_INSTRUCTION:_ Exclude the pictures and retype the entries as written.

_DATA PROVIDED:_
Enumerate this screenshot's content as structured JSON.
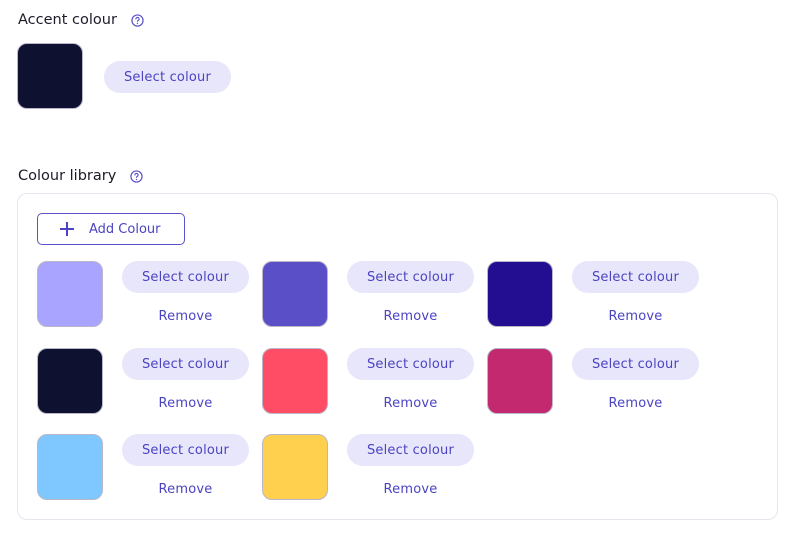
{
  "accent": {
    "title": "Accent colour",
    "colour": "#0e1130",
    "select_label": "Select colour"
  },
  "library": {
    "title": "Colour library",
    "add_label": "Add Colour",
    "items": [
      {
        "colour": "#a8a4ff",
        "select_label": "Select colour",
        "remove_label": "Remove"
      },
      {
        "colour": "#5a4fc6",
        "select_label": "Select colour",
        "remove_label": "Remove"
      },
      {
        "colour": "#230e91",
        "select_label": "Select colour",
        "remove_label": "Remove"
      },
      {
        "colour": "#0e1130",
        "select_label": "Select colour",
        "remove_label": "Remove"
      },
      {
        "colour": "#ff4d66",
        "select_label": "Select colour",
        "remove_label": "Remove"
      },
      {
        "colour": "#c2296e",
        "select_label": "Select colour",
        "remove_label": "Remove"
      },
      {
        "colour": "#7ec8ff",
        "select_label": "Select colour",
        "remove_label": "Remove"
      },
      {
        "colour": "#ffd04d",
        "select_label": "Select colour",
        "remove_label": "Remove"
      }
    ]
  },
  "icons": {
    "help": "help-circle-icon",
    "add": "plus-icon"
  }
}
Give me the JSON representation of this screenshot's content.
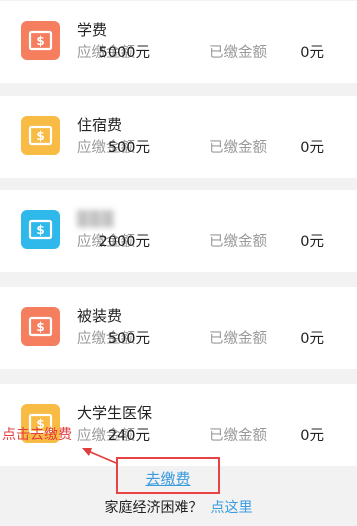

_SOLVED PROBLEM:_
Enumerate this screenshot's content as structured JSON.
{
  "accent": {
    "title": "Accent colour",
    "colour": "#0e1130",
    "select_label": "Select colour"
  },
  "library": {
    "title": "Colour library",
    "add_label": "Add Colour",
    "items": [
      {
        "colour": "#a8a4ff",
        "select_label": "Select colour",
        "remove_label": "Remove"
      },
      {
        "colour": "#5a4fc6",
        "select_label": "Select colour",
        "remove_label": "Remove"
      },
      {
        "colour": "#230e91",
        "select_label": "Select colour",
        "remove_label": "Remove"
      },
      {
        "colour": "#0e1130",
        "select_label": "Select colour",
        "remove_label": "Remove"
      },
      {
        "colour": "#ff4d66",
        "select_label": "Select colour",
        "remove_label": "Remove"
      },
      {
        "colour": "#c2296e",
        "select_label": "Select colour",
        "remove_label": "Remove"
      },
      {
        "colour": "#7ec8ff",
        "select_label": "Select colour",
        "remove_label": "Remove"
      },
      {
        "colour": "#ffd04d",
        "select_label": "Select colour",
        "remove_label": "Remove"
      }
    ]
  },
  "icons": {
    "help": "help-circle-icon",
    "add": "plus-icon"
  }
}
Give me the JSON representation of this screenshot's content.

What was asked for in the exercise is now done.